▶ [Input]:
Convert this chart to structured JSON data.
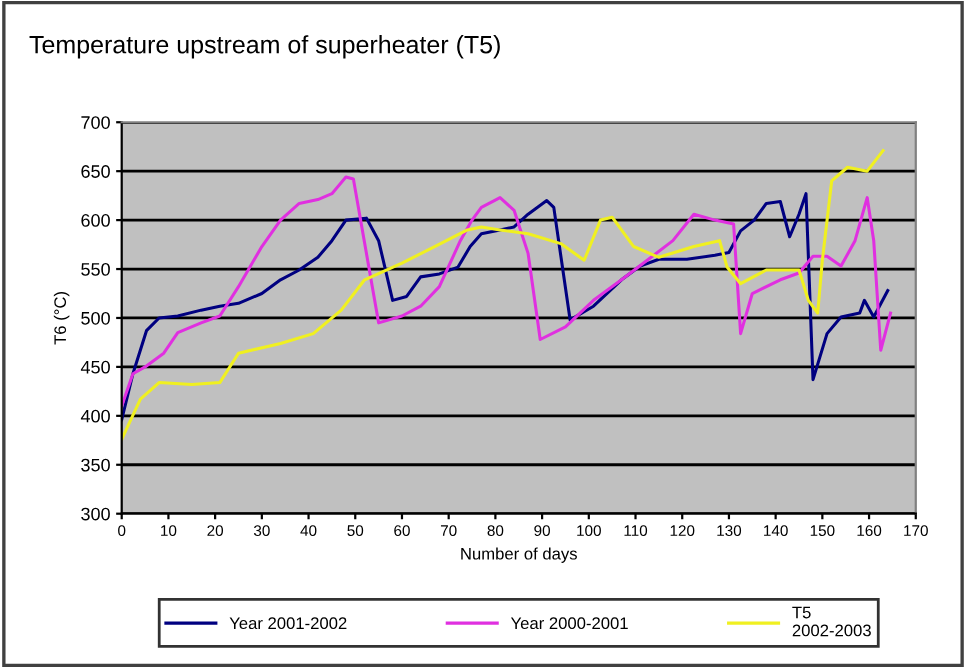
{
  "chart_data": {
    "type": "line",
    "title": "Temperature upstream of superheater (T5)",
    "xlabel": "Number of days",
    "ylabel": "T6 (°C)",
    "xlim": [
      0,
      170
    ],
    "xticks": [
      0,
      10,
      20,
      30,
      40,
      50,
      60,
      70,
      80,
      90,
      100,
      110,
      120,
      130,
      140,
      150,
      160,
      170
    ],
    "ylim": [
      300,
      700
    ],
    "yticks": [
      300,
      350,
      400,
      450,
      500,
      550,
      600,
      650,
      700
    ],
    "grid": "y",
    "legend": "bottom",
    "marker": "none",
    "line_style": "solid",
    "series": [
      {
        "name": "Year 2001-2002",
        "color": "#000080",
        "x": [
          0,
          2.4,
          5.3,
          8,
          12,
          17,
          21,
          25,
          30,
          34,
          38,
          42,
          45,
          48,
          52.4,
          55,
          58,
          61,
          64,
          68,
          72,
          74.6,
          77,
          81,
          84,
          87,
          91,
          92.5,
          96,
          101,
          107,
          111,
          115,
          121,
          127,
          130,
          132.5,
          135.4,
          138,
          141,
          143,
          145,
          146.5,
          148,
          151,
          154,
          158,
          159,
          161,
          164
        ],
        "values": [
          396,
          443,
          487,
          500,
          502,
          508,
          512,
          515,
          525,
          539,
          549,
          562,
          579,
          600,
          602,
          579,
          518,
          522,
          542,
          545,
          552,
          573,
          586,
          590,
          593,
          606,
          620,
          613,
          498,
          512,
          539,
          553,
          560,
          560,
          564,
          567,
          589,
          600,
          617,
          619,
          583,
          606,
          627,
          437,
          484,
          501,
          505,
          518,
          501,
          528
        ]
      },
      {
        "name": "Year 2000-2001",
        "color": "#e030e0",
        "x": [
          0,
          2.4,
          5,
          9,
          12,
          17,
          21,
          25,
          30,
          34,
          38,
          42,
          45,
          48,
          49.6,
          55,
          60,
          64,
          68,
          72.5,
          75,
          77,
          81,
          84,
          87,
          89.6,
          95,
          101,
          107,
          112.5,
          118,
          122.5,
          127,
          131,
          132.5,
          135,
          141,
          145,
          148,
          151,
          154,
          157,
          159.6,
          161,
          162.5,
          164.6
        ],
        "values": [
          410,
          443,
          450,
          464,
          485,
          495,
          502,
          532,
          573,
          600,
          617,
          621,
          627,
          644,
          642,
          495,
          502,
          512,
          532,
          579,
          600,
          613,
          623,
          610,
          566,
          478,
          491,
          518,
          539,
          559,
          579,
          606,
          600,
          596,
          484,
          525,
          539,
          546,
          563,
          563,
          553,
          579,
          623,
          579,
          467,
          505
        ]
      },
      {
        "name": "T5\n2002-2003",
        "color": "#f0f020",
        "x": [
          0,
          4,
          8,
          15,
          21,
          25,
          34,
          41,
          47,
          52,
          60,
          67,
          74,
          77,
          81,
          87,
          94,
          99,
          102.5,
          105,
          109.6,
          115,
          122.5,
          128,
          129.6,
          132.5,
          138,
          145,
          147,
          149,
          150,
          152,
          155.4,
          159.6,
          163
        ],
        "values": [
          376,
          417,
          434,
          432,
          434,
          464,
          474,
          484,
          508,
          539,
          556,
          573,
          590,
          593,
          590,
          586,
          576,
          559,
          600,
          603,
          573,
          562,
          573,
          579,
          552,
          535,
          549,
          549,
          518,
          505,
          559,
          640,
          654,
          650,
          671
        ]
      }
    ]
  }
}
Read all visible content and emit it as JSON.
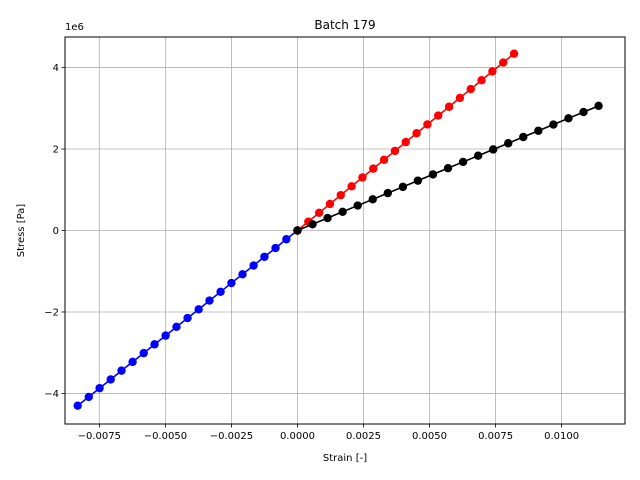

▶ [Goal]:
Every line above should be returned word for word, with the pictures left behind.

▶ [Exercise answer]:
Convert this chart to structured JSON data.
{
  "chart_data": {
    "type": "line",
    "title": "Temperature upstream of superheater (T5)",
    "xlabel": "Number of days",
    "ylabel": "T6 (°C)",
    "xlim": [
      0,
      170
    ],
    "xticks": [
      0,
      10,
      20,
      30,
      40,
      50,
      60,
      70,
      80,
      90,
      100,
      110,
      120,
      130,
      140,
      150,
      160,
      170
    ],
    "ylim": [
      300,
      700
    ],
    "yticks": [
      300,
      350,
      400,
      450,
      500,
      550,
      600,
      650,
      700
    ],
    "grid": "y",
    "legend": "bottom",
    "marker": "none",
    "line_style": "solid",
    "series": [
      {
        "name": "Year 2001-2002",
        "color": "#000080",
        "x": [
          0,
          2.4,
          5.3,
          8,
          12,
          17,
          21,
          25,
          30,
          34,
          38,
          42,
          45,
          48,
          52.4,
          55,
          58,
          61,
          64,
          68,
          72,
          74.6,
          77,
          81,
          84,
          87,
          91,
          92.5,
          96,
          101,
          107,
          111,
          115,
          121,
          127,
          130,
          132.5,
          135.4,
          138,
          141,
          143,
          145,
          146.5,
          148,
          151,
          154,
          158,
          159,
          161,
          164
        ],
        "values": [
          396,
          443,
          487,
          500,
          502,
          508,
          512,
          515,
          525,
          539,
          549,
          562,
          579,
          600,
          602,
          579,
          518,
          522,
          542,
          545,
          552,
          573,
          586,
          590,
          593,
          606,
          620,
          613,
          498,
          512,
          539,
          553,
          560,
          560,
          564,
          567,
          589,
          600,
          617,
          619,
          583,
          606,
          627,
          437,
          484,
          501,
          505,
          518,
          501,
          528
        ]
      },
      {
        "name": "Year 2000-2001",
        "color": "#e030e0",
        "x": [
          0,
          2.4,
          5,
          9,
          12,
          17,
          21,
          25,
          30,
          34,
          38,
          42,
          45,
          48,
          49.6,
          55,
          60,
          64,
          68,
          72.5,
          75,
          77,
          81,
          84,
          87,
          89.6,
          95,
          101,
          107,
          112.5,
          118,
          122.5,
          127,
          131,
          132.5,
          135,
          141,
          145,
          148,
          151,
          154,
          157,
          159.6,
          161,
          162.5,
          164.6
        ],
        "values": [
          410,
          443,
          450,
          464,
          485,
          495,
          502,
          532,
          573,
          600,
          617,
          621,
          627,
          644,
          642,
          495,
          502,
          512,
          532,
          579,
          600,
          613,
          623,
          610,
          566,
          478,
          491,
          518,
          539,
          559,
          579,
          606,
          600,
          596,
          484,
          525,
          539,
          546,
          563,
          563,
          553,
          579,
          623,
          579,
          467,
          505
        ]
      },
      {
        "name": "T5\n2002-2003",
        "color": "#f0f020",
        "x": [
          0,
          4,
          8,
          15,
          21,
          25,
          34,
          41,
          47,
          52,
          60,
          67,
          74,
          77,
          81,
          87,
          94,
          99,
          102.5,
          105,
          109.6,
          115,
          122.5,
          128,
          129.6,
          132.5,
          138,
          145,
          147,
          149,
          150,
          152,
          155.4,
          159.6,
          163
        ],
        "values": [
          376,
          417,
          434,
          432,
          434,
          464,
          474,
          484,
          508,
          539,
          556,
          573,
          590,
          593,
          590,
          586,
          576,
          559,
          600,
          603,
          573,
          562,
          573,
          579,
          552,
          535,
          549,
          549,
          518,
          505,
          559,
          640,
          654,
          650,
          671
        ]
      }
    ]
  }
}
Read all visible content and emit it as JSON.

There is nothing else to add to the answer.